■ **Exercise requirements**
Restate the records below word for word, and omit the images they hold.

■ **Supplied entries**
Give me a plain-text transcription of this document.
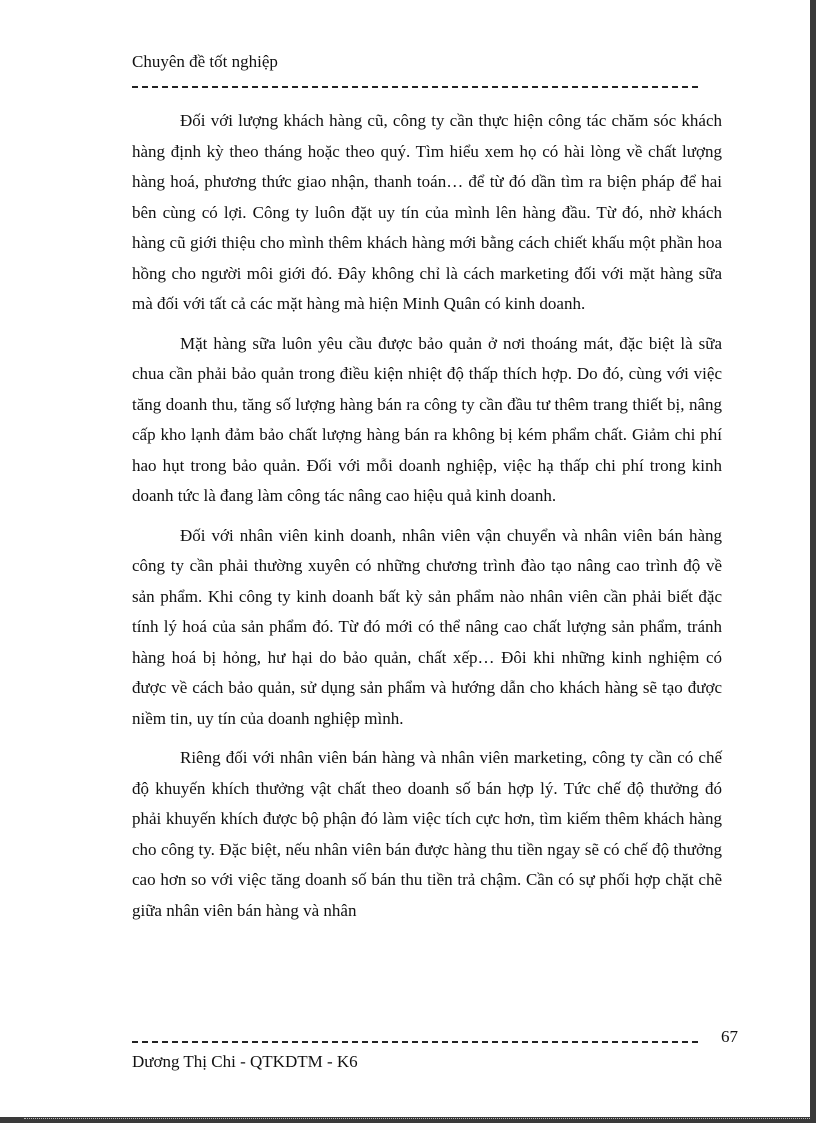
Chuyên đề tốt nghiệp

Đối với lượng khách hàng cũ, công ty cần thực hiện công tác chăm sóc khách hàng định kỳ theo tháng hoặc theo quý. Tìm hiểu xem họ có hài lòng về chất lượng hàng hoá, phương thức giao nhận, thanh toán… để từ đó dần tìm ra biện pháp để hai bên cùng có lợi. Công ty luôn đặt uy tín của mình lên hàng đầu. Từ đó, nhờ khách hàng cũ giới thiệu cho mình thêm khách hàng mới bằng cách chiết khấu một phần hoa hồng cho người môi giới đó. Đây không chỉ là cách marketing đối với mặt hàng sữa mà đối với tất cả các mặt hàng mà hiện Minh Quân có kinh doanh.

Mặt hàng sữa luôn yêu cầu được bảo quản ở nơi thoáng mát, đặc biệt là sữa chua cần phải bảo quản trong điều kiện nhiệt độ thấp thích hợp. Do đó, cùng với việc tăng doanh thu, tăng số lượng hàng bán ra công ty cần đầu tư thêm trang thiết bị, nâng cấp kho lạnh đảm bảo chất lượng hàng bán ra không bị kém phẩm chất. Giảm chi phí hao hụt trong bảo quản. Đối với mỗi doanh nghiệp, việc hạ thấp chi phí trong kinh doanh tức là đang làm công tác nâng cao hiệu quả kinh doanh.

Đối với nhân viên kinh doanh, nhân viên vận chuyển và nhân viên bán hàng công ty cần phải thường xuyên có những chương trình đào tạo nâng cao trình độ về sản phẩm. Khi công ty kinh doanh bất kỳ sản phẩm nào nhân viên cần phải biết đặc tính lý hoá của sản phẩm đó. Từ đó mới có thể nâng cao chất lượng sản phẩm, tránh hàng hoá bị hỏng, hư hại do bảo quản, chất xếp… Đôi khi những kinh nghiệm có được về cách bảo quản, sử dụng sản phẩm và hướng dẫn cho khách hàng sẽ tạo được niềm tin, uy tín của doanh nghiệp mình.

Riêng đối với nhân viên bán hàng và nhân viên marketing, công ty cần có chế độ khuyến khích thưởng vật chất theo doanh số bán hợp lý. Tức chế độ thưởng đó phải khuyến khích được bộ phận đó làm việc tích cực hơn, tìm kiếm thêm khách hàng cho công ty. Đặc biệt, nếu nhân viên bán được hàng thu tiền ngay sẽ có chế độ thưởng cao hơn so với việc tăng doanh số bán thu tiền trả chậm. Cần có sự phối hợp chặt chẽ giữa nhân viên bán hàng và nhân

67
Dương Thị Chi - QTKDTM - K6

■ **Output for this task**
Give me a plain-text transcription of this document.
Chuyên đề tốt nghiệp

Đối với lượng khách hàng cũ, công ty cần thực hiện công tác chăm sóc khách hàng định kỳ theo tháng hoặc theo quý. Tìm hiểu xem họ có hài lòng về chất lượng hàng hoá, phương thức giao nhận, thanh toán… để từ đó dần tìm ra biện pháp để hai bên cùng có lợi. Công ty luôn đặt uy tín của mình lên hàng đầu. Từ đó, nhờ khách hàng cũ giới thiệu cho mình thêm khách hàng mới bằng cách chiết khấu một phần hoa hồng cho người môi giới đó. Đây không chỉ là cách marketing đối với mặt hàng sữa mà đối với tất cả các mặt hàng mà hiện Minh Quân có kinh doanh.

Mặt hàng sữa luôn yêu cầu được bảo quản ở nơi thoáng mát, đặc biệt là sữa chua cần phải bảo quản trong điều kiện nhiệt độ thấp thích hợp. Do đó, cùng với việc tăng doanh thu, tăng số lượng hàng bán ra công ty cần đầu tư thêm trang thiết bị, nâng cấp kho lạnh đảm bảo chất lượng hàng bán ra không bị kém phẩm chất. Giảm chi phí hao hụt trong bảo quản. Đối với mỗi doanh nghiệp, việc hạ thấp chi phí trong kinh doanh tức là đang làm công tác nâng cao hiệu quả kinh doanh.

Đối với nhân viên kinh doanh, nhân viên vận chuyển và nhân viên bán hàng công ty cần phải thường xuyên có những chương trình đào tạo nâng cao trình độ về sản phẩm. Khi công ty kinh doanh bất kỳ sản phẩm nào nhân viên cần phải biết đặc tính lý hoá của sản phẩm đó. Từ đó mới có thể nâng cao chất lượng sản phẩm, tránh hàng hoá bị hỏng, hư hại do bảo quản, chất xếp… Đôi khi những kinh nghiệm có được về cách bảo quản, sử dụng sản phẩm và hướng dẫn cho khách hàng sẽ tạo được niềm tin, uy tín của doanh nghiệp mình.

Riêng đối với nhân viên bán hàng và nhân viên marketing, công ty cần có chế độ khuyến khích thưởng vật chất theo doanh số bán hợp lý. Tức chế độ thưởng đó phải khuyến khích được bộ phận đó làm việc tích cực hơn, tìm kiếm thêm khách hàng cho công ty. Đặc biệt, nếu nhân viên bán được hàng thu tiền ngay sẽ có chế độ thưởng cao hơn so với việc tăng doanh số bán thu tiền trả chậm. Cần có sự phối hợp chặt chẽ giữa nhân viên bán hàng và nhân

67
Dương Thị Chi - QTKDTM - K6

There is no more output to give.